- **Parts of the exercise**
A. Answer these questions using the article on London pre-theatre menus, giving each answer on its own line with the matching mark.
(i) What does Cafe Murano's late night supper include, and what does it cost?
(ii) What is the price of Nopi's set theatre menu?
(iii) What does Bocca di Lupo's pre-theatre offer cost?
B. Extend the article on London pre-theatre menus past its final paragraph, keeping its tone.

- **Source**
● ● ●
The top theatre menus in London for a pre-show dinner

Seated ovation: Cafe Murano

Theatre menus get a bad rap.

Seeing a show, we have accepted, means three courses of mediocre food and overpriced house wine gobbled down in 40 minutes in Leicester Square. Either you eat before and panic-sprint to your seats, enduring a first half of dramatic heartburn, or you wait until after the show finishes, ignoring your rumbling stomach. This is unnecessary. Excellent set menus abound in the West End, with dozens of spots offering non-touristy courses of loveliness that befit a person of your theatre-going intellect.

Cafe Murano

Cafe Murano

By all means, come to Angela Hartnett’s Cafe Murano for the delightful pre-theatre set menu — £20 for grilled leeks with anchovy and bagna cauda, followed by fennel sausages with braised borlotti beans and harissa, is about as good as it gets in Covent Garden. But darling, all the real aficionados know to reconvene here for a gossip after the show, thanks to what is undeniably the chicest post-theatre offering out there: from 9.30pm-11pm, a late night supper of rigatoni carbonara and a glass of wine for £18. (cafemurano.co.uk)

Nopi

Nopi roasted aubergine

You know that irritating person in the audience whose stomach growls as it desperately tries to digest three hastily swallowed courses of meat and carbs? Don’t be them. Go to Nopi. The Soho restaurant has a £25.50 veg-centric set theatre menu of classic Ottolenghi dishes — roasted aubergine with tamarind yoghurt, preserved lemon and cashews; cauliflower and green bean fritters with tahini — all light enough to prevent you spending the first half mentally planning tomorrow’s crash diet. (ottolenghi.co.uk)

Bocca di Lupo

Bocca di Lupo interior

Please don’t go to Bocca di Lupo. Because if you do, I won’t be able to sidle into a seat at the bar at 6.30pm before curtains up and that would be a tragedy. 6.30pm, you ask? Surely that’s cutting it fine for a 7.30pm performance? Wrong. With Bocca’s pre-theatre offer, there’s no messing about. It gets straight to the point, uninterrupted by stressful toe-tapping intervals between courses. For £10, you get a single daily changing dish of Jacob Kenedy’s flawless food: say spaghetti with confit tuna or tropea onions and datterini tomatoes, say. You have a glass of wine. And within 30 minutes, you leave, about as happy as can be. (boccadilupo.com)
● ● ●
- **Data extract**
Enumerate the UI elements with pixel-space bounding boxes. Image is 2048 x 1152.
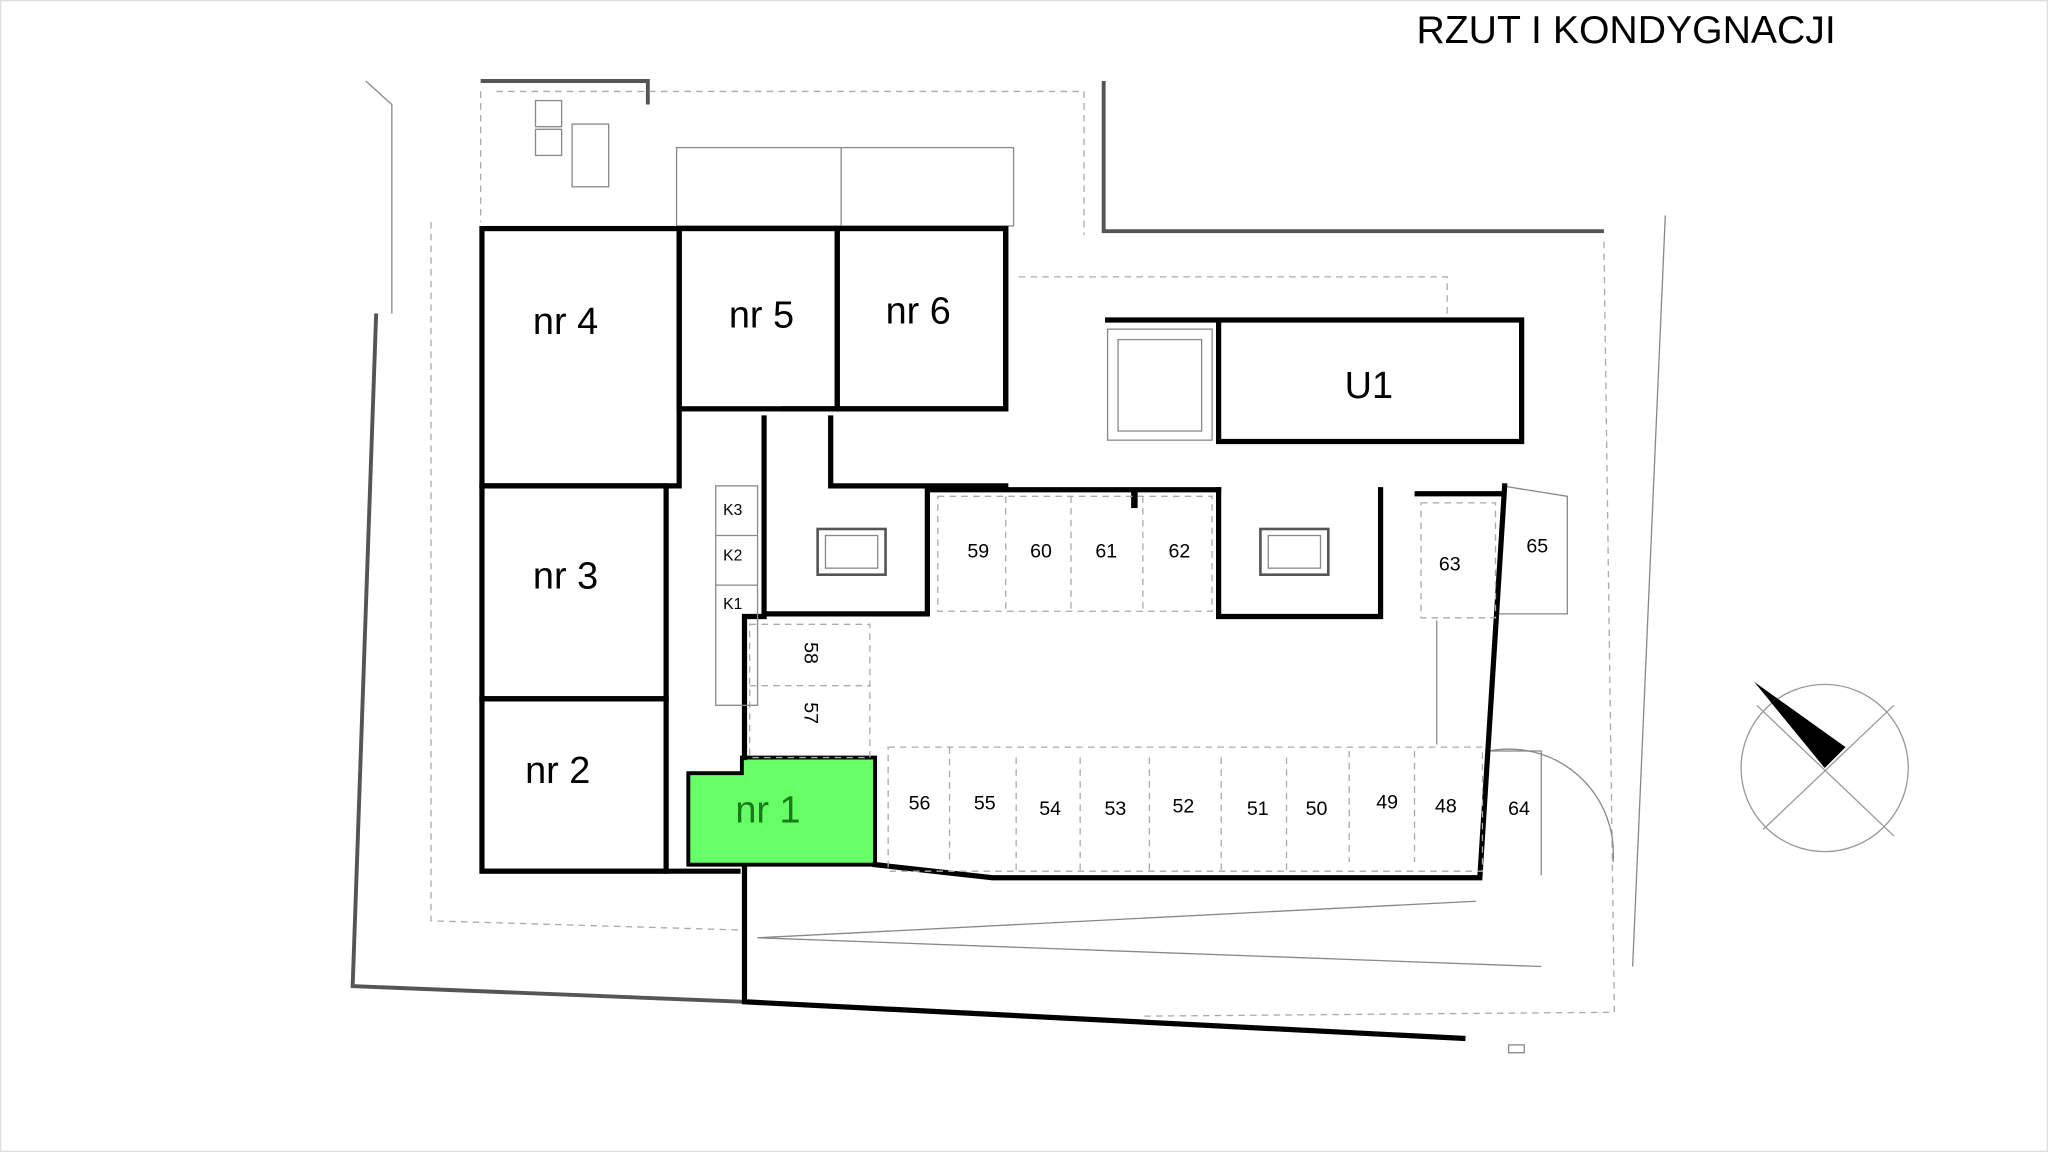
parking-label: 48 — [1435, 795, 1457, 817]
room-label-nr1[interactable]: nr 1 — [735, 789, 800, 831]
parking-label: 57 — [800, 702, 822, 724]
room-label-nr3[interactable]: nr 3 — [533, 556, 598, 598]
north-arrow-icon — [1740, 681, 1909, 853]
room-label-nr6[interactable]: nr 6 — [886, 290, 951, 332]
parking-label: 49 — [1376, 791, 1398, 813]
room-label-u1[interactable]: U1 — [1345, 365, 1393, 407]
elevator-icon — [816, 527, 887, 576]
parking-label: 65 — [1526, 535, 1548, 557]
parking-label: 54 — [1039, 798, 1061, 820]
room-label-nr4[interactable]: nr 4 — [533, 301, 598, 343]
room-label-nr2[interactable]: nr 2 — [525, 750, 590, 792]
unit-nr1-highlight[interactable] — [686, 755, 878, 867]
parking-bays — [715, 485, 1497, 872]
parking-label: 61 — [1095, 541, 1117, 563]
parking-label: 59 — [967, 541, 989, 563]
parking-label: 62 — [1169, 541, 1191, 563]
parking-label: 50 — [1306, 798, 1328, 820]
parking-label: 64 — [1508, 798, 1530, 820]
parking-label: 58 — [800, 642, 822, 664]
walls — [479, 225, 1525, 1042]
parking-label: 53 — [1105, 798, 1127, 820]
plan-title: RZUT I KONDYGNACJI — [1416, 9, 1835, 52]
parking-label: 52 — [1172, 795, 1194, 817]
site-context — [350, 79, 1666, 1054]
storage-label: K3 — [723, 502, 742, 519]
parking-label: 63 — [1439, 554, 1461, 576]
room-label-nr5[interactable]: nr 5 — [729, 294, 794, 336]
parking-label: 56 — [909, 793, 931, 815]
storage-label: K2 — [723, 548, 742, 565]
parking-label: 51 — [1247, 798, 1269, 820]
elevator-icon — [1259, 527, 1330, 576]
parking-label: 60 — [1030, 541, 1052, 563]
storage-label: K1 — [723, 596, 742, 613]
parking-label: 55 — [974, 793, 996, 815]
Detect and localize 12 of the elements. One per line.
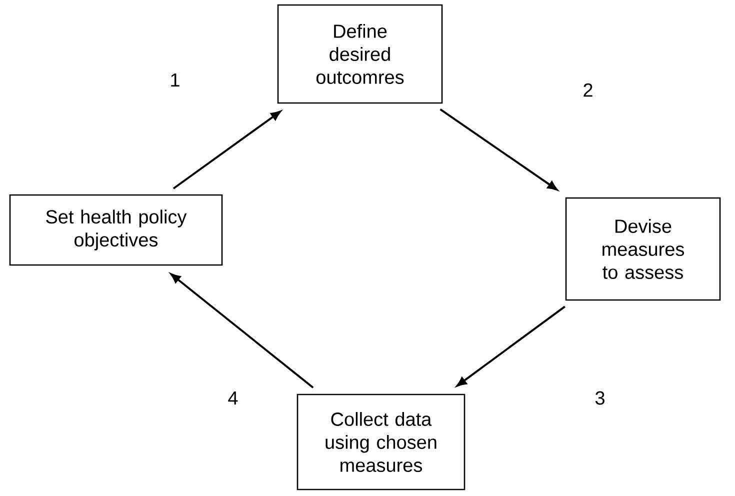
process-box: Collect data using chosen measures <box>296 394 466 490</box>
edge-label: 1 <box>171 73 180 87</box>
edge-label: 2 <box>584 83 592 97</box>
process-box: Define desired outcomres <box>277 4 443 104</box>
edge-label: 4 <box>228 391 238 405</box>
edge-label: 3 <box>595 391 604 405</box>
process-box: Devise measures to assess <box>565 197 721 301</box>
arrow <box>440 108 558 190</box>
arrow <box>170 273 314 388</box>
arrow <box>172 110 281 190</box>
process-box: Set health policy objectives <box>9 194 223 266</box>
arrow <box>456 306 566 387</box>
● ● ●
- **Results by task**
A.
(i) Rigatoni carbonara and a glass of wine, for £18.
(ii) £25.50.
(iii) £10.

B.
Frenchie

Frenchie interior

Frenchie is not where you bring your granny en route to Les Mis. Frenchie serves smoked sea bream tartare with chive sabayon, kohlrabi and horseradish — and that’s just on the pre-theatre menu. It is fancy, with fancy prices to match (two courses for £29, three for £32). But it’s also really good modern French food, and if you’ve splashed out on tickets to Dear Evan Hansen, a little Welsh venison leg with quince and trompettes would hardly go amiss. (frenchiecoventgarden.com)

Hawksmoor Seven Dials

Hawksmoor steak and chips

There are lots of places in Covent Garden where you can eat bad steak. Steer clear and go here instead. But, erm, not if you want to stay awake throughout the performance. The pre-theatre set menu is £25 for two courses, £28 for three, which means you’ll be having the potted beef and bacon with Yorkies, the 35-day aged rump and triple cooked chips and the peanut butter shortbread, followed by a little nap in your seat during the slow bits. (thehawksmoor.com)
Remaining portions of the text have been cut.